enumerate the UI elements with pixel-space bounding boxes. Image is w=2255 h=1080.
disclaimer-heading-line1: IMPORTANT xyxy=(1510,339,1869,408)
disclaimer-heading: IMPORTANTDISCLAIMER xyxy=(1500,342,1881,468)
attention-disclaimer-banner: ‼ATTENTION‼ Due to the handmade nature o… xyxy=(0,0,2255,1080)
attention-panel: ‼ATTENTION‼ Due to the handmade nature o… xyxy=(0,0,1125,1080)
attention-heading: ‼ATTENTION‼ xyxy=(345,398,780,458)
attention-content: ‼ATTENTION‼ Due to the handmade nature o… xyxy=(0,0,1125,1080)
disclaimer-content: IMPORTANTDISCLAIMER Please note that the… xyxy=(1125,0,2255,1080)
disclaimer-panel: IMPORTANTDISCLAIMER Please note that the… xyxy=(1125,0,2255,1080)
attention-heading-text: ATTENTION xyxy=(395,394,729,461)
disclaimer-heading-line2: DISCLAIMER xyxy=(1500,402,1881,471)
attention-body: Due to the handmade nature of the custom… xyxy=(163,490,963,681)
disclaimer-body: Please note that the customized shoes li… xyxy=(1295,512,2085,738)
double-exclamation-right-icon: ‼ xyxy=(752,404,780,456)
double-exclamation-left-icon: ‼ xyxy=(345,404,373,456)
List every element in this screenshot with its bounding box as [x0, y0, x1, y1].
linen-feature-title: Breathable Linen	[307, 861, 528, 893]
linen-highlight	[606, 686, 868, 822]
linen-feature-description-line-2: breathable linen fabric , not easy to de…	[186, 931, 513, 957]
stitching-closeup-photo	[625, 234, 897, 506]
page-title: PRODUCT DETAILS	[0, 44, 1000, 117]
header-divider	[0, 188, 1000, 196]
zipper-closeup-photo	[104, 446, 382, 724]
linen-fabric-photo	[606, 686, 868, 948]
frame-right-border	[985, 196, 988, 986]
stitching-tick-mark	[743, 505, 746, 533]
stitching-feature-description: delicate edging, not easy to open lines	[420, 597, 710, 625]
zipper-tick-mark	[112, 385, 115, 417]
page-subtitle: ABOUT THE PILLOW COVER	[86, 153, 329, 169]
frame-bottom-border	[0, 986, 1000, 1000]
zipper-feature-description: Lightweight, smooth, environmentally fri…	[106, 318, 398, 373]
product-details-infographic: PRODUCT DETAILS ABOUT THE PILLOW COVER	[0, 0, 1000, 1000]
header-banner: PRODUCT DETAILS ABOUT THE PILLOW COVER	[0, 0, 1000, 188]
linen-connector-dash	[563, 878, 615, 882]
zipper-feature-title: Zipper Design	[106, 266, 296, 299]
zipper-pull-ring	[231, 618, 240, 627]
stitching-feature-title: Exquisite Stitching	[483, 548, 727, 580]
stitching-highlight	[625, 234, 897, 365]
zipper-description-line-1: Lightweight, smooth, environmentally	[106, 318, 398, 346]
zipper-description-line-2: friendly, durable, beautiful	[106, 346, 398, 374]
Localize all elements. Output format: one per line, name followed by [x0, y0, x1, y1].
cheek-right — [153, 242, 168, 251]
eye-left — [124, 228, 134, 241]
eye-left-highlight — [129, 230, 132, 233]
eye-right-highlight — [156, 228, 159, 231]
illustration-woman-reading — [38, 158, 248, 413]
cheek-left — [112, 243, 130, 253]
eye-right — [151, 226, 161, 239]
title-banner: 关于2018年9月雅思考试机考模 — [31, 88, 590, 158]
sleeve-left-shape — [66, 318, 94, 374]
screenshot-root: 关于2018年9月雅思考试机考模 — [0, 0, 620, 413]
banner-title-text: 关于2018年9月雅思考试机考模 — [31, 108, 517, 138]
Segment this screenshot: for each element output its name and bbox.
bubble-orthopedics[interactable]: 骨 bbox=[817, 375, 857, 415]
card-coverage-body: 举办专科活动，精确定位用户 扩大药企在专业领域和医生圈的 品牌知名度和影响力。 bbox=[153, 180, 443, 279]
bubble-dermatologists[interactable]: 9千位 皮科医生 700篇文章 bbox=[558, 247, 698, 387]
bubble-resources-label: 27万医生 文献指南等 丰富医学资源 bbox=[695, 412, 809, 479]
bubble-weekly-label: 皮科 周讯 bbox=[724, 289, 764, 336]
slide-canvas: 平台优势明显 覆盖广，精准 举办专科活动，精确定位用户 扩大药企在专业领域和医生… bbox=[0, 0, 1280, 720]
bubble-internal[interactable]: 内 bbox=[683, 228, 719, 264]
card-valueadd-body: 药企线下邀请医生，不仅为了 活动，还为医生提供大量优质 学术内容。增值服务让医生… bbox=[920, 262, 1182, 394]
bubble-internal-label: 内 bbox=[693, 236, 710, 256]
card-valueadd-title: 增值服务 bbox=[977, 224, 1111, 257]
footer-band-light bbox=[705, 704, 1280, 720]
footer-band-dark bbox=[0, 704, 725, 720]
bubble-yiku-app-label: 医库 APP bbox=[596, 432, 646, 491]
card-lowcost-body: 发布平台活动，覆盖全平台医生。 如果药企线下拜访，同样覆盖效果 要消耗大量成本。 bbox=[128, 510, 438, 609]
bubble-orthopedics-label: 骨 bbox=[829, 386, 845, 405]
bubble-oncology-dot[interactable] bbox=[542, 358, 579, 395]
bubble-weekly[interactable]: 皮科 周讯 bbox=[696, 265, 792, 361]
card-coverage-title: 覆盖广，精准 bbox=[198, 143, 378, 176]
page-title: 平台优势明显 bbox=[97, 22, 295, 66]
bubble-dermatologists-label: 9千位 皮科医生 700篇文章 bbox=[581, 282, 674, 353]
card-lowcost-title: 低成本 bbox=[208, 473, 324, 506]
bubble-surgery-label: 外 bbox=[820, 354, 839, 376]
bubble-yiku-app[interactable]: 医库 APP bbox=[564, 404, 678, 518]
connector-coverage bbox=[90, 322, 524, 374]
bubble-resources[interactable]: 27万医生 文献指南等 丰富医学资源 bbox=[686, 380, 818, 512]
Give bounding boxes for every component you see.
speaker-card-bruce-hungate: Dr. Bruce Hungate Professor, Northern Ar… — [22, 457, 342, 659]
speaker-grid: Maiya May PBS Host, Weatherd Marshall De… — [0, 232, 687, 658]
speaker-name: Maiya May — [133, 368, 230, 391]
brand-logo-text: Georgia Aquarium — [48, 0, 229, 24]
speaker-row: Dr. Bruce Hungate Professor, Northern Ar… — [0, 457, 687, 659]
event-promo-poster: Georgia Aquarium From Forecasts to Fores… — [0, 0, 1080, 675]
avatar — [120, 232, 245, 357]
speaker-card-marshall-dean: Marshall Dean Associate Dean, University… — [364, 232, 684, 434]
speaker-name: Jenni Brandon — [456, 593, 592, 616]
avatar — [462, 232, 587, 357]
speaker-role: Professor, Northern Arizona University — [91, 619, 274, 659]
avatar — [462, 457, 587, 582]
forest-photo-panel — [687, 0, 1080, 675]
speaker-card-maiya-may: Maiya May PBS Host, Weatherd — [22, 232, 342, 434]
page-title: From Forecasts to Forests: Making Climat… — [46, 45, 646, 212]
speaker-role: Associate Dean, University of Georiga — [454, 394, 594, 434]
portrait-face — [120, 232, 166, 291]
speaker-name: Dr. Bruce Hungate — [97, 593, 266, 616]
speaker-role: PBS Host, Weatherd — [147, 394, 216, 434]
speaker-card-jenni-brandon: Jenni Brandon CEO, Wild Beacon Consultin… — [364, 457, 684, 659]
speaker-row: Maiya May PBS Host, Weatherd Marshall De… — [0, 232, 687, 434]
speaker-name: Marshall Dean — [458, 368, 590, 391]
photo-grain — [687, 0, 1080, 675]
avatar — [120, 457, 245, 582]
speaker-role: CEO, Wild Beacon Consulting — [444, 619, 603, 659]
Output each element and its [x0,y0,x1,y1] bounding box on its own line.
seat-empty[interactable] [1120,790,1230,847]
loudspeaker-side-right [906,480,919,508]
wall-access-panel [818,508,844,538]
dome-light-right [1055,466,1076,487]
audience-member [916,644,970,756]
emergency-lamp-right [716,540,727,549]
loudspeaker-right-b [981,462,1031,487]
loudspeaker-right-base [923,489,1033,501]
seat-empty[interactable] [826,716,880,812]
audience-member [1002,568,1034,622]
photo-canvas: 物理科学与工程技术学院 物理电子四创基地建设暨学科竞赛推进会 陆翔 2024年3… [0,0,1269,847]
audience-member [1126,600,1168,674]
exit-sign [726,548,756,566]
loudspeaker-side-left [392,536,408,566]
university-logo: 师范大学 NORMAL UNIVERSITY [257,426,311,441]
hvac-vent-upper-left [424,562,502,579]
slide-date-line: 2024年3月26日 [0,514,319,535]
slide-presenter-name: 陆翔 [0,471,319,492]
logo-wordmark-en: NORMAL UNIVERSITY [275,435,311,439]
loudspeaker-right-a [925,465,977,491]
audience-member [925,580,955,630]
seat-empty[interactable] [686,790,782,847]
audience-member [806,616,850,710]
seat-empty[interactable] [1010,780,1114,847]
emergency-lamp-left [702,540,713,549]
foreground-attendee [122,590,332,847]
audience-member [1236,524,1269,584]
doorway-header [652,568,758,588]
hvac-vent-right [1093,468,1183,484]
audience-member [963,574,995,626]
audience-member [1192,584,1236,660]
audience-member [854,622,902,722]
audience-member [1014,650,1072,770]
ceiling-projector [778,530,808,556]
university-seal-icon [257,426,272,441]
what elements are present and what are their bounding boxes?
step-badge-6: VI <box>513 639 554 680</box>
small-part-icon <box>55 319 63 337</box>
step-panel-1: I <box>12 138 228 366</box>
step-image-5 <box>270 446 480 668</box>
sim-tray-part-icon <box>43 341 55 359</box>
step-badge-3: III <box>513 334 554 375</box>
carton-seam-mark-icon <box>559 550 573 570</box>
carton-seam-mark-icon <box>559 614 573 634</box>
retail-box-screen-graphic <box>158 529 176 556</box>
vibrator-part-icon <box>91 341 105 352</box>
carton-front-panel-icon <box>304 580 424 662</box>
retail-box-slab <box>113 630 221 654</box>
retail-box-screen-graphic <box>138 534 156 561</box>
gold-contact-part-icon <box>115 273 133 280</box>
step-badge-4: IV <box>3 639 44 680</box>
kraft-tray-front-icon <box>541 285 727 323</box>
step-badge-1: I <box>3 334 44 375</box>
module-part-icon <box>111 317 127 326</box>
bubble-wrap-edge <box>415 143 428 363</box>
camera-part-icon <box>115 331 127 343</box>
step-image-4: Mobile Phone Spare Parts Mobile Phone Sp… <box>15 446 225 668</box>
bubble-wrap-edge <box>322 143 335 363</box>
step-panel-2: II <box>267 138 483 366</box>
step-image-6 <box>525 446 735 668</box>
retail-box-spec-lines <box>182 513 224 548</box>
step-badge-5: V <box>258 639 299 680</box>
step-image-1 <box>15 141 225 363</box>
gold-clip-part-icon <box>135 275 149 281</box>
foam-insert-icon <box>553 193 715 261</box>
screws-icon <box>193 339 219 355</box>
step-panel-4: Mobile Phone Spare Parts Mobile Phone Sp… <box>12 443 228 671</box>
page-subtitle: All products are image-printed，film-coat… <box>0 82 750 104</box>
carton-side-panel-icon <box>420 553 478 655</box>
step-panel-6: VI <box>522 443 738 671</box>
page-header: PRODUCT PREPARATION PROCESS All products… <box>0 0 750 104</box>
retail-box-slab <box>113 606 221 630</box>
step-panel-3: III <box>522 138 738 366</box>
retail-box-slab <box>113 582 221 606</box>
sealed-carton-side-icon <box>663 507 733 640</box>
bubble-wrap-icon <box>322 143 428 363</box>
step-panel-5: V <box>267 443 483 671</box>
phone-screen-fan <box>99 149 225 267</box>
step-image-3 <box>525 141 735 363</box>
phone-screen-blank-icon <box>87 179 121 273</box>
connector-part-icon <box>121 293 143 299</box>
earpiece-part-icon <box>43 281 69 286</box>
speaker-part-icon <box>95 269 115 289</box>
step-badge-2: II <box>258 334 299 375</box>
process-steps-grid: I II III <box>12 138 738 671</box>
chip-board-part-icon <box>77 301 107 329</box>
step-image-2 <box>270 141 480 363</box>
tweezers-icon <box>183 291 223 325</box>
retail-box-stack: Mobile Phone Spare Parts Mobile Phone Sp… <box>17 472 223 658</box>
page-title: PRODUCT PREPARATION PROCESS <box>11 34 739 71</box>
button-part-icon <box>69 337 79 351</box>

EXERCISE DETAILS :: Reproduce the entries word for word, from the first line through the line containing "attention-content: ‼ATTENTION‼ Due", including that line.

THE ANSWER ::
enumerate the UI elements with pixel-space bounding boxes. Image is w=2255 h=1080.
disclaimer-heading-line1: IMPORTANT xyxy=(1510,339,1869,408)
disclaimer-heading: IMPORTANTDISCLAIMER xyxy=(1500,342,1881,468)
attention-disclaimer-banner: ‼ATTENTION‼ Due to the handmade nature o… xyxy=(0,0,2255,1080)
attention-panel: ‼ATTENTION‼ Due to the handmade nature o… xyxy=(0,0,1125,1080)
attention-heading: ‼ATTENTION‼ xyxy=(345,398,780,458)
attention-content: ‼ATTENTION‼ Due to the handmade nature o… xyxy=(0,0,1125,1080)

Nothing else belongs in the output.